▸ **Supplied information**
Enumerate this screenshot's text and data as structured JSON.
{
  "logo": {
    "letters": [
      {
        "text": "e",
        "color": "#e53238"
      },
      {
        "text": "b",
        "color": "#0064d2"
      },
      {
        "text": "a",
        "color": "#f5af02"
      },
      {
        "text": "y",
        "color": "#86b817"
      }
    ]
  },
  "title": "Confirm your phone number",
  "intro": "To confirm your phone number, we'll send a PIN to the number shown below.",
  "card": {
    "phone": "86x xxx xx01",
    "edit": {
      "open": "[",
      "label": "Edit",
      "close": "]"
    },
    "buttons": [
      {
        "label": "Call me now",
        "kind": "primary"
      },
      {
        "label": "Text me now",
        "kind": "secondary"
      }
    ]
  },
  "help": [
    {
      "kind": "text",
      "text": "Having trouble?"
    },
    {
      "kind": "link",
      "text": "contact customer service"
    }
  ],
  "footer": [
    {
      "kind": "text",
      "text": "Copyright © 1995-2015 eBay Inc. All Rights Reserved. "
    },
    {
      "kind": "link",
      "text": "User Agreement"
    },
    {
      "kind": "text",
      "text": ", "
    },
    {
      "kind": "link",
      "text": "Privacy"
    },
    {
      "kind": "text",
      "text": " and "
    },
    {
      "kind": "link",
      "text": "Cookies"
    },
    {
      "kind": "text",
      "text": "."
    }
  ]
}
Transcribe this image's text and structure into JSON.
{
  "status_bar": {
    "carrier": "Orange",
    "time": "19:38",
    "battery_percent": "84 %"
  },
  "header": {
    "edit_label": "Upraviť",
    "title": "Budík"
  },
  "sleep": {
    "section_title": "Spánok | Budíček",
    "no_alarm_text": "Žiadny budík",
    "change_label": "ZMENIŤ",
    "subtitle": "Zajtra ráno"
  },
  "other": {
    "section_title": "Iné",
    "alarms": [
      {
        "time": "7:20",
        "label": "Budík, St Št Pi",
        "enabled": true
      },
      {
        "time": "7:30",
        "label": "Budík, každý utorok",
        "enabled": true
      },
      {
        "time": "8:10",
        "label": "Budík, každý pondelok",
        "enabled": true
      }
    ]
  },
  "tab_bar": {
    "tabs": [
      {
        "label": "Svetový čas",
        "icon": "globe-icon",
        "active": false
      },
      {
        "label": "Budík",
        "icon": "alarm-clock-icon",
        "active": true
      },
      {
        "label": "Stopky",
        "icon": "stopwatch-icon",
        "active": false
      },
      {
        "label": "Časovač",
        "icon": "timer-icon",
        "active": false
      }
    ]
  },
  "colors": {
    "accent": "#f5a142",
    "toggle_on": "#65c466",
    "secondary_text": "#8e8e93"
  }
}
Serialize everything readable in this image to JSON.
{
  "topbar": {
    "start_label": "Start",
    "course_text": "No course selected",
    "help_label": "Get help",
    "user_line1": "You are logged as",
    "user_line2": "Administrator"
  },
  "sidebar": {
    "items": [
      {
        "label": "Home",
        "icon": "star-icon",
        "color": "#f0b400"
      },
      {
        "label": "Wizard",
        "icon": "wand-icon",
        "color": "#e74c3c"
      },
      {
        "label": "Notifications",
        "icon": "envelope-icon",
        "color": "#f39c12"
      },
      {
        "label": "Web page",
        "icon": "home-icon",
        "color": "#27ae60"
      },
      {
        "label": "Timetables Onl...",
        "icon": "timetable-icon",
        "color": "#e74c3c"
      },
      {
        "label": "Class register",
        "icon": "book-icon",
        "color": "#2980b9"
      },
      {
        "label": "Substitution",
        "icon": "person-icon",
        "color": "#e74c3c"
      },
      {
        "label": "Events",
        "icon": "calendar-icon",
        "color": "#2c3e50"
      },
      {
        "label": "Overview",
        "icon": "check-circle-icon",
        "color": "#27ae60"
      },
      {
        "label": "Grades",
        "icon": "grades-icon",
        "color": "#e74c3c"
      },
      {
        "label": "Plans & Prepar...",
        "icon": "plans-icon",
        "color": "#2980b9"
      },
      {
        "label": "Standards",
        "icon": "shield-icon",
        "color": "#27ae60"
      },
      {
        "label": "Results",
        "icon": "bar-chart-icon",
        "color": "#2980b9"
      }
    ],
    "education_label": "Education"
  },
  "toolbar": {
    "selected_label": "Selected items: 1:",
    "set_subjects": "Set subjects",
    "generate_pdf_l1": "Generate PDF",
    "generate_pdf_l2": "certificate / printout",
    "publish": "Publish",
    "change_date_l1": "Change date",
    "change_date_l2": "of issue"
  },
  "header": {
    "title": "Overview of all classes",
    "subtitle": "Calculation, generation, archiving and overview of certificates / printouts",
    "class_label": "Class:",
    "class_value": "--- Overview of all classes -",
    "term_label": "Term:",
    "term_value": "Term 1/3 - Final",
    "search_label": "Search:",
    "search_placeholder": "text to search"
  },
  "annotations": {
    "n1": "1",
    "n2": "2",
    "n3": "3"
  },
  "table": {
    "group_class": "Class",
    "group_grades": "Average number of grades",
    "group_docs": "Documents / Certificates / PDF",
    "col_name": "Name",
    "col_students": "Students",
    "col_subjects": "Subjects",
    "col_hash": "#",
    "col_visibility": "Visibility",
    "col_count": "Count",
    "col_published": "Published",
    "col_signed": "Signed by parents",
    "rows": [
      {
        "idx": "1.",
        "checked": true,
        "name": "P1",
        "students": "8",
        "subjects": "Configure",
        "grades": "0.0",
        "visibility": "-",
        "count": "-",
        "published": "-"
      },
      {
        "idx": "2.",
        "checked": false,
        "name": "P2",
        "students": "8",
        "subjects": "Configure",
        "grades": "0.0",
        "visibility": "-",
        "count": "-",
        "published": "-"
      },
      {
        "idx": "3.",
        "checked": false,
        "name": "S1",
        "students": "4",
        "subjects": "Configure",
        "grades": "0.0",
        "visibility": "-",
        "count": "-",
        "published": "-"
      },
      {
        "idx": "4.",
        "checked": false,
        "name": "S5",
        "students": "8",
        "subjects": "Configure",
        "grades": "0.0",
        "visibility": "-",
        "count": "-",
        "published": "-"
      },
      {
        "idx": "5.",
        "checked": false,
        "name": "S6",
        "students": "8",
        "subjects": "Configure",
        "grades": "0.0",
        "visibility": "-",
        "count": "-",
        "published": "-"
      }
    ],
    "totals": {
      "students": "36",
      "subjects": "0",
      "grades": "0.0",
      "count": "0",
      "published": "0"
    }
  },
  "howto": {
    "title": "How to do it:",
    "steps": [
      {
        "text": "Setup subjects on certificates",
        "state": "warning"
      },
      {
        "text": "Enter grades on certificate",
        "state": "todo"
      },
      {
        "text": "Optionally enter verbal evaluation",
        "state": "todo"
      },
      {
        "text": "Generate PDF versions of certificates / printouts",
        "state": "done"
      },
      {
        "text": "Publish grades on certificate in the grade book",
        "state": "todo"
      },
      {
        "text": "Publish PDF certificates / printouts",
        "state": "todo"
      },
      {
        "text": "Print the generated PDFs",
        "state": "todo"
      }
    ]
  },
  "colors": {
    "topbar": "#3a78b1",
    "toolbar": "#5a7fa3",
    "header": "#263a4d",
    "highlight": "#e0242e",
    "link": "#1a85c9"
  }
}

▸ **Exercise description**
Would you restate each of the entries word for word?

▸ **Correct output**
Enumerate this screenshot's text and data as structured JSON.
{
  "logo": {
    "letters": [
      {
        "text": "e",
        "color": "#e53238"
      },
      {
        "text": "b",
        "color": "#0064d2"
      },
      {
        "text": "a",
        "color": "#f5af02"
      },
      {
        "text": "y",
        "color": "#86b817"
      }
    ]
  },
  "title": "Confirm your phone number",
  "intro": "To confirm your phone number, we'll send a PIN to the number shown below.",
  "card": {
    "phone": "86x xxx xx01",
    "edit": {
      "open": "[",
      "label": "Edit",
      "close": "]"
    },
    "buttons": [
      {
        "label": "Call me now",
        "kind": "primary"
      },
      {
        "label": "Text me now",
        "kind": "secondary"
      }
    ]
  },
  "help": [
    {
      "kind": "text",
      "text": "Having trouble?"
    },
    {
      "kind": "link",
      "text": "contact customer service"
    }
  ],
  "footer": [
    {
      "kind": "text",
      "text": "Copyright © 1995-2015 eBay Inc. All Rights Reserved. "
    },
    {
      "kind": "link",
      "text": "User Agreement"
    },
    {
      "kind": "text",
      "text": ", "
    },
    {
      "kind": "link",
      "text": "Privacy"
    },
    {
      "kind": "text",
      "text": " and "
    },
    {
      "kind": "link",
      "text": "Cookies"
    },
    {
      "kind": "text",
      "text": "."
    }
  ]
}
Transcribe this image's text and structure into JSON.
{
  "status_bar": {
    "carrier": "Orange",
    "time": "19:38",
    "battery_percent": "84 %"
  },
  "header": {
    "edit_label": "Upraviť",
    "title": "Budík"
  },
  "sleep": {
    "section_title": "Spánok | Budíček",
    "no_alarm_text": "Žiadny budík",
    "change_label": "ZMENIŤ",
    "subtitle": "Zajtra ráno"
  },
  "other": {
    "section_title": "Iné",
    "alarms": [
      {
        "time": "7:20",
        "label": "Budík, St Št Pi",
        "enabled": true
      },
      {
        "time": "7:30",
        "label": "Budík, každý utorok",
        "enabled": true
      },
      {
        "time": "8:10",
        "label": "Budík, každý pondelok",
        "enabled": true
      }
    ]
  },
  "tab_bar": {
    "tabs": [
      {
        "label": "Svetový čas",
        "icon": "globe-icon",
        "active": false
      },
      {
        "label": "Budík",
        "icon": "alarm-clock-icon",
        "active": true
      },
      {
        "label": "Stopky",
        "icon": "stopwatch-icon",
        "active": false
      },
      {
        "label": "Časovač",
        "icon": "timer-icon",
        "active": false
      }
    ]
  },
  "colors": {
    "accent": "#f5a142",
    "toggle_on": "#65c466",
    "secondary_text": "#8e8e93"
  }
}
Serialize everything readable in this image to JSON.
{
  "topbar": {
    "start_label": "Start",
    "course_text": "No course selected",
    "help_label": "Get help",
    "user_line1": "You are logged as",
    "user_line2": "Administrator"
  },
  "sidebar": {
    "items": [
      {
        "label": "Home",
        "icon": "star-icon",
        "color": "#f0b400"
      },
      {
        "label": "Wizard",
        "icon": "wand-icon",
        "color": "#e74c3c"
      },
      {
        "label": "Notifications",
        "icon": "envelope-icon",
        "color": "#f39c12"
      },
      {
        "label": "Web page",
        "icon": "home-icon",
        "color": "#27ae60"
      },
      {
        "label": "Timetables Onl...",
        "icon": "timetable-icon",
        "color": "#e74c3c"
      },
      {
        "label": "Class register",
        "icon": "book-icon",
        "color": "#2980b9"
      },
      {
        "label": "Substitution",
        "icon": "person-icon",
        "color": "#e74c3c"
      },
      {
        "label": "Events",
        "icon": "calendar-icon",
        "color": "#2c3e50"
      },
      {
        "label": "Overview",
        "icon": "check-circle-icon",
        "color": "#27ae60"
      },
      {
        "label": "Grades",
        "icon": "grades-icon",
        "color": "#e74c3c"
      },
      {
        "label": "Plans & Prepar...",
        "icon": "plans-icon",
        "color": "#2980b9"
      },
      {
        "label": "Standards",
        "icon": "shield-icon",
        "color": "#27ae60"
      },
      {
        "label": "Results",
        "icon": "bar-chart-icon",
        "color": "#2980b9"
      }
    ],
    "education_label": "Education"
  },
  "toolbar": {
    "selected_label": "Selected items: 1:",
    "set_subjects": "Set subjects",
    "generate_pdf_l1": "Generate PDF",
    "generate_pdf_l2": "certificate / printout",
    "publish": "Publish",
    "change_date_l1": "Change date",
    "change_date_l2": "of issue"
  },
  "header": {
    "title": "Overview of all classes",
    "subtitle": "Calculation, generation, archiving and overview of certificates / printouts",
    "class_label": "Class:",
    "class_value": "--- Overview of all classes -",
    "term_label": "Term:",
    "term_value": "Term 1/3 - Final",
    "search_label": "Search:",
    "search_placeholder": "text to search"
  },
  "annotations": {
    "n1": "1",
    "n2": "2",
    "n3": "3"
  },
  "table": {
    "group_class": "Class",
    "group_grades": "Average number of grades",
    "group_docs": "Documents / Certificates / PDF",
    "col_name": "Name",
    "col_students": "Students",
    "col_subjects": "Subjects",
    "col_hash": "#",
    "col_visibility": "Visibility",
    "col_count": "Count",
    "col_published": "Published",
    "col_signed": "Signed by parents",
    "rows": [
      {
        "idx": "1.",
        "checked": true,
        "name": "P1",
        "students": "8",
        "subjects": "Configure",
        "grades": "0.0",
        "visibility": "-",
        "count": "-",
        "published": "-"
      },
      {
        "idx": "2.",
        "checked": false,
        "name": "P2",
        "students": "8",
        "subjects": "Configure",
        "grades": "0.0",
        "visibility": "-",
        "count": "-",
        "published": "-"
      },
      {
        "idx": "3.",
        "checked": false,
        "name": "S1",
        "students": "4",
        "subjects": "Configure",
        "grades": "0.0",
        "visibility": "-",
        "count": "-",
        "published": "-"
      },
      {
        "idx": "4.",
        "checked": false,
        "name": "S5",
        "students": "8",
        "subjects": "Configure",
        "grades": "0.0",
        "visibility": "-",
        "count": "-",
        "published": "-"
      },
      {
        "idx": "5.",
        "checked": false,
        "name": "S6",
        "students": "8",
        "subjects": "Configure",
        "grades": "0.0",
        "visibility": "-",
        "count": "-",
        "published": "-"
      }
    ],
    "totals": {
      "students": "36",
      "subjects": "0",
      "grades": "0.0",
      "count": "0",
      "published": "0"
    }
  },
  "howto": {
    "title": "How to do it:",
    "steps": [
      {
        "text": "Setup subjects on certificates",
        "state": "warning"
      },
      {
        "text": "Enter grades on certificate",
        "state": "todo"
      },
      {
        "text": "Optionally enter verbal evaluation",
        "state": "todo"
      },
      {
        "text": "Generate PDF versions of certificates / printouts",
        "state": "done"
      },
      {
        "text": "Publish grades on certificate in the grade book",
        "state": "todo"
      },
      {
        "text": "Publish PDF certificates / printouts",
        "state": "todo"
      },
      {
        "text": "Print the generated PDFs",
        "state": "todo"
      }
    ]
  },
  "colors": {
    "topbar": "#3a78b1",
    "toolbar": "#5a7fa3",
    "header": "#263a4d",
    "highlight": "#e0242e",
    "link": "#1a85c9"
  }
}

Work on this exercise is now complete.